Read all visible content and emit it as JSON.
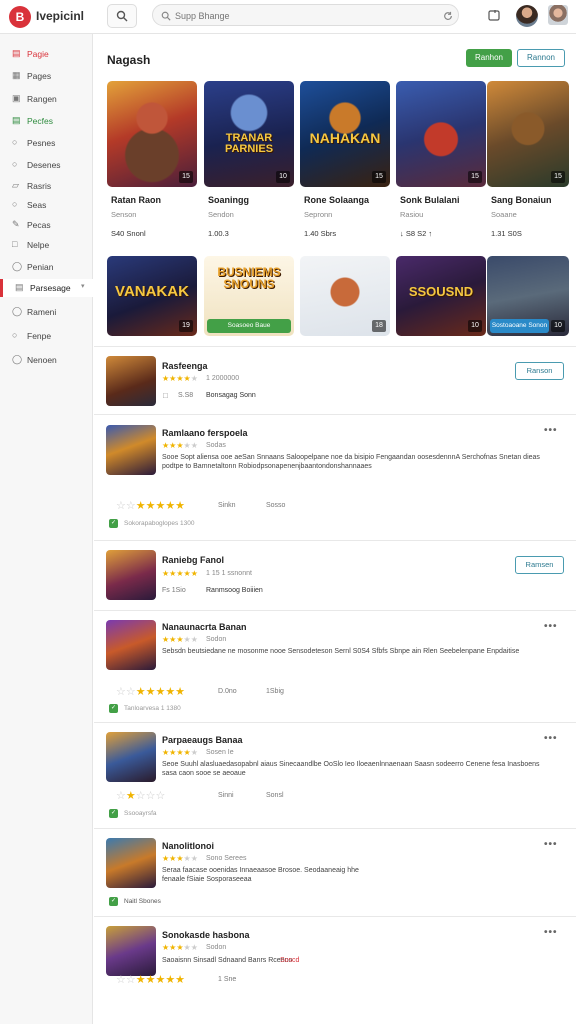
{
  "app": {
    "logo_text": "B",
    "brand": "Ivepicinl"
  },
  "search": {
    "placeholder": "Supp Bhange"
  },
  "sidebar": {
    "items": [
      {
        "label": "Pagie",
        "icon": "store-icon"
      },
      {
        "label": "Pages",
        "icon": "grid-icon"
      },
      {
        "label": "Rangen",
        "icon": "tag-icon"
      },
      {
        "label": "Pecfes",
        "icon": "chart-icon"
      },
      {
        "label": "Pesnes",
        "icon": "chat-icon"
      },
      {
        "label": "Desenes",
        "icon": "cart-icon"
      },
      {
        "label": "Rasris",
        "icon": "folder-icon"
      },
      {
        "label": "Seas",
        "icon": "user-icon"
      },
      {
        "label": "Pecas",
        "icon": "pen-icon"
      },
      {
        "label": "Nelpe",
        "icon": "box-icon"
      },
      {
        "label": "Penian",
        "icon": "shield-icon"
      },
      {
        "label": "Parsesage",
        "icon": "list-icon"
      },
      {
        "label": "Rameni",
        "icon": "settings-icon"
      },
      {
        "label": "Fenpe",
        "icon": "globe-icon"
      },
      {
        "label": "Nenoen",
        "icon": "info-icon"
      }
    ]
  },
  "main": {
    "title": "Nagash",
    "primary_button": "Ranhon",
    "secondary_button": "Rannon"
  },
  "featured": [
    {
      "name": "Ratan Raon",
      "sub": "Senson",
      "price": "S40 Snonl",
      "badge": "15"
    },
    {
      "name": "Soaningg",
      "sub": "Sendon",
      "price": "1.00.3",
      "badge": "10",
      "art_title": "TRANAR PARNIES"
    },
    {
      "name": "Rone Solaanga",
      "sub": "Sepronn",
      "price": "1.40 Sbrs",
      "badge": "15",
      "art_title": "NAHAKAN"
    },
    {
      "name": "Sonk Bulalani",
      "sub": "Rasiou",
      "price": "↓ S8 S2 ↑",
      "badge": "15"
    },
    {
      "name": "Sang Bonaiun",
      "sub": "Soaane",
      "price": "1.31 S0S",
      "badge": "15"
    }
  ],
  "second_row": [
    {
      "art_title": "VANAKAK",
      "badge": "19"
    },
    {
      "art_title": "BUSNIEMS SNOUNS",
      "pill": "Soasoeo Baue"
    },
    {
      "badge": "18"
    },
    {
      "art_title": "SSOUSND",
      "badge": "10"
    },
    {
      "pill": "Sostoaoane Sonon",
      "badge": "10"
    }
  ],
  "list": [
    {
      "name": "Rasfeenga",
      "rating_meta": "1 2000000",
      "count": "S.S8",
      "note": "Bonsagag Sonn",
      "button": "Ranson"
    },
    {
      "name": "Ramlaano ferspoela",
      "rating_meta": "Sodas",
      "desc": "Sooe Sopt aliensa ooe aeSan Snnaans Saloopelpane noe da bisipio Fengaandan oosesdennnA Serchofnas Snetan dieas podtpe to Bamnetaltonn Robiodpsonapenenjbaantondonshannaaes",
      "big_meta1": "Sinkn",
      "big_meta2": "Sosso",
      "verified": "Sokorapaboglopes  1300"
    },
    {
      "name": "Raniebg Fanol",
      "rating_meta": "1 15 1 ssnonnt",
      "count": "Fs  1Sio",
      "note": "Ranmsoog Boiiien",
      "button": "Ramsen"
    },
    {
      "name": "Nanaunacrta Banan",
      "rating_meta": "Sodon",
      "desc": "Sebsdn beutsiedane ne mosonme nooe Sensodeteson Sernl S0S4 Sfbfs Sbnpe ain Rlen Seebelenpane Enpdaitise",
      "big_meta1": "D.0no",
      "big_meta2": "1Sbig",
      "verified": "Tanloarvesa  1 1380"
    },
    {
      "name": "Parpaeaugs Banaa",
      "rating_meta": "Sosen Ie",
      "desc": "Seoe Suuhl alasluaedasopabnl aiaus Sinecaandlbe OoSlo Ieo Iloeaenlnnaenaan Saasn sodeerro Cenene fesa Inasboens sasa caon sooe se aeoaue",
      "big_meta1": "Sinni",
      "big_meta2": "Sonsl",
      "verified": "Ssooayrsfa"
    },
    {
      "name": "Nanolitlonoi",
      "rating_meta": "Sono Serees",
      "desc": "Seraa faacase ooenidas Innaeaasoe Brosoe. Seodaaneaig hhe fenaale fSiaie Sosporaseeaa",
      "verified": "Naitl Sbones"
    },
    {
      "name": "Sonokasde hasbona",
      "rating_meta": "Sodon",
      "desc": "Saoaisnn Sinsadl Sdnaand Banrs Rcenno",
      "desc_link": "Soscd",
      "big_meta1": "1 Sne"
    }
  ]
}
....
Pick every line with "pill" in it and copy it.

      "pill": "Soasoeo Baue"
      "pill": "Sostoaoane Sonon",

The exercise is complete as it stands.